Directive:
Copy, from the entries below, each line in which the string "جميع" appears.

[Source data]
--------

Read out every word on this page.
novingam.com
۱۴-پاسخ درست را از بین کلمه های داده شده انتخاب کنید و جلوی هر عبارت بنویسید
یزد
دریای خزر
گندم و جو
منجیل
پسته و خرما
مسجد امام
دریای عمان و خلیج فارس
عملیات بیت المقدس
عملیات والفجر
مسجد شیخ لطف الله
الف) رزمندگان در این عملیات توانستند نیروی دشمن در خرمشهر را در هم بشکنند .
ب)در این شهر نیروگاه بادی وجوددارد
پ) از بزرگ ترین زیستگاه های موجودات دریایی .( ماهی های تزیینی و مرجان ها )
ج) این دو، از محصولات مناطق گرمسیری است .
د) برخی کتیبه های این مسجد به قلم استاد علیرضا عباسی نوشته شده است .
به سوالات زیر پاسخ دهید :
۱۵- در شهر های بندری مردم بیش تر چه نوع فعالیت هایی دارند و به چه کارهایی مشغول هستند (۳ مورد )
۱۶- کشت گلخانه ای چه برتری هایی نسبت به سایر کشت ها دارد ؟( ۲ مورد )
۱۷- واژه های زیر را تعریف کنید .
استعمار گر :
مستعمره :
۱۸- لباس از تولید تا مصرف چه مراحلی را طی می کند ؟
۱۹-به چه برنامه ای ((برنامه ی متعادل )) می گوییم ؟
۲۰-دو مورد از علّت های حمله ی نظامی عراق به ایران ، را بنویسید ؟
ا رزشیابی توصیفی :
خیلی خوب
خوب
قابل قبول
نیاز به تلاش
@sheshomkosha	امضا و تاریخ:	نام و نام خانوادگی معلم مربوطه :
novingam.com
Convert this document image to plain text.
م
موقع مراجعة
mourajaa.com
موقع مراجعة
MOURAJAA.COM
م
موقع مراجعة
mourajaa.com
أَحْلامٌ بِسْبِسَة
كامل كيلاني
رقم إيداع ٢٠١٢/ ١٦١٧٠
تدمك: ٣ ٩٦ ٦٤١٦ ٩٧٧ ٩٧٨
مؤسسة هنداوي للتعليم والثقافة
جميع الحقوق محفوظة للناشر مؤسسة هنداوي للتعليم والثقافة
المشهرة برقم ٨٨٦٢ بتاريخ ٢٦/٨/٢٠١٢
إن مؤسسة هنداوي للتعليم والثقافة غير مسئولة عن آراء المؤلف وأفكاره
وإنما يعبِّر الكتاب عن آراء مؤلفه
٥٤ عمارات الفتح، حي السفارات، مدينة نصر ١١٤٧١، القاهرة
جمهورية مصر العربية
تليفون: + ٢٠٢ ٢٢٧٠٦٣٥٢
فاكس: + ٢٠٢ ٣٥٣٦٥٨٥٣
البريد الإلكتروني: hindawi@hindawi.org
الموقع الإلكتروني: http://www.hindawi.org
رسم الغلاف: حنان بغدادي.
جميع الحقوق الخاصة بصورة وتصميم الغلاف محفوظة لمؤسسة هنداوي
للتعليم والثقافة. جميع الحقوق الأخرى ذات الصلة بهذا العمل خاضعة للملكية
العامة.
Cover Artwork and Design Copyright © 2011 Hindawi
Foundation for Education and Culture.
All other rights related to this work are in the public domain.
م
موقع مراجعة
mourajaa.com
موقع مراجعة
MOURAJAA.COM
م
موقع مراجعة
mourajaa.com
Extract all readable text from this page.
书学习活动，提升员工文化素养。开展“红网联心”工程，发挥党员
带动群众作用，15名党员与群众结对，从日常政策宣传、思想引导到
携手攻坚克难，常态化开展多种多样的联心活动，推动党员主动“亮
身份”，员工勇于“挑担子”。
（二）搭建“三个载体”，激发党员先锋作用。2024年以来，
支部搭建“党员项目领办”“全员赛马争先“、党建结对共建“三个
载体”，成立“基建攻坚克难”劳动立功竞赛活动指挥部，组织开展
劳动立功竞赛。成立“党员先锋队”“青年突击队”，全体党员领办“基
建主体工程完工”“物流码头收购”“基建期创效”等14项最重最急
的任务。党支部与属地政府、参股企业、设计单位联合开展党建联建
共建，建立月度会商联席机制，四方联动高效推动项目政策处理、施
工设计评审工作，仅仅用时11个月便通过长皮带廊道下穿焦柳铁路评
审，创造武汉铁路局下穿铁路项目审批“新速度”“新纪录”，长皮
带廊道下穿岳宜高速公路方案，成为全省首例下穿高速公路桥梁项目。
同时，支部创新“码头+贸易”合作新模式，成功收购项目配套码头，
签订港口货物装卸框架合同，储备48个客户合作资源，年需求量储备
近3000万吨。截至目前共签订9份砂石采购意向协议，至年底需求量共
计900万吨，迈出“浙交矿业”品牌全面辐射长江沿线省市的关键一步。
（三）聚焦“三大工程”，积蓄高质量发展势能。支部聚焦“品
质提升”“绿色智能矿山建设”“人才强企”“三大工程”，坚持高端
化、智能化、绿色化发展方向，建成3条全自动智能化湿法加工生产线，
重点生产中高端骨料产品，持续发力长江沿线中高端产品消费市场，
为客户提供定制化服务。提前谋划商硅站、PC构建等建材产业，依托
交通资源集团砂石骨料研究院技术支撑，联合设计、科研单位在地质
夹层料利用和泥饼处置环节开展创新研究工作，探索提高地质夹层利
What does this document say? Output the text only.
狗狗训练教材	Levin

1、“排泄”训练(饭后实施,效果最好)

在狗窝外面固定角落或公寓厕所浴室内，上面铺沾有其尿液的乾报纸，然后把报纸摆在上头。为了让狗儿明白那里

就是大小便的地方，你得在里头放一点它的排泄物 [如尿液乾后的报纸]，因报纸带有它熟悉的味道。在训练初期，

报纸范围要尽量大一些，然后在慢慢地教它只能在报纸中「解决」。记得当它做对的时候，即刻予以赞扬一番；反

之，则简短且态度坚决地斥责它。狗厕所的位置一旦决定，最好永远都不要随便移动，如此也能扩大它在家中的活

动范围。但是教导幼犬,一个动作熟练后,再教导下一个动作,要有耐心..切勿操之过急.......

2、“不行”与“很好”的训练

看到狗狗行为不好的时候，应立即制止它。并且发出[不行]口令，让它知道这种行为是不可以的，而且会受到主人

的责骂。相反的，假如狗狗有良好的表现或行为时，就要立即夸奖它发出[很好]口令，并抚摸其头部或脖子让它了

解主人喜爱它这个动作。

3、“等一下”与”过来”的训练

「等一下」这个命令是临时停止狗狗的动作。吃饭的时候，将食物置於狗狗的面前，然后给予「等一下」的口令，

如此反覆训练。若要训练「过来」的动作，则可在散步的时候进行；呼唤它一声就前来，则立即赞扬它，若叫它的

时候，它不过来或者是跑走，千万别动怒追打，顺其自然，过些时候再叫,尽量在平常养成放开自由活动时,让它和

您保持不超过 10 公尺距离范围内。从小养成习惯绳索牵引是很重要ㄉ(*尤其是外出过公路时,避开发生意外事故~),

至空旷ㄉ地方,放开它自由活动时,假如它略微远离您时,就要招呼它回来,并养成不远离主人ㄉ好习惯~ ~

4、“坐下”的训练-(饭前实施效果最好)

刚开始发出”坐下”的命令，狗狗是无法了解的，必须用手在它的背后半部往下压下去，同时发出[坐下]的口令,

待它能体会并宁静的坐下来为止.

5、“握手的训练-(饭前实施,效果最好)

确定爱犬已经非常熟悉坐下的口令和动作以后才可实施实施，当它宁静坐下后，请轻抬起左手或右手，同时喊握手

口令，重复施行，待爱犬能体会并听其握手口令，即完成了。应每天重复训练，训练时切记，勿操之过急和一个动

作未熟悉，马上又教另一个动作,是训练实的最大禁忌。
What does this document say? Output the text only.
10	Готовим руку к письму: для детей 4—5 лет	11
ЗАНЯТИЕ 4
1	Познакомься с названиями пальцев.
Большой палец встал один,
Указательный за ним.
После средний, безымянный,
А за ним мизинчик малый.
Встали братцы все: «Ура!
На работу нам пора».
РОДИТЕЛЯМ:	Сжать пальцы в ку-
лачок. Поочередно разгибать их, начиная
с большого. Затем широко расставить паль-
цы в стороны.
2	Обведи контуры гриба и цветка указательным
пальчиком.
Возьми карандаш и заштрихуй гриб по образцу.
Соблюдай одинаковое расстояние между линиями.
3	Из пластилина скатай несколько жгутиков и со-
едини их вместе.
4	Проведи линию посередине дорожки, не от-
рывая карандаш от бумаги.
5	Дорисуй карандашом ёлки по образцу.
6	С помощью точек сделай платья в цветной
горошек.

--------

Result of the task:
جميع الحقوق محفوظة للناشر مؤسسة هنداوي للتعليم والثقافة
جميع الحقوق الخاصة بصورة وتصميم الغلاف محفوظة لمؤسسة هنداوي
للتعليم والثقافة. جميع الحقوق الأخرى ذات الصلة بهذا العمل خاضعة للملكية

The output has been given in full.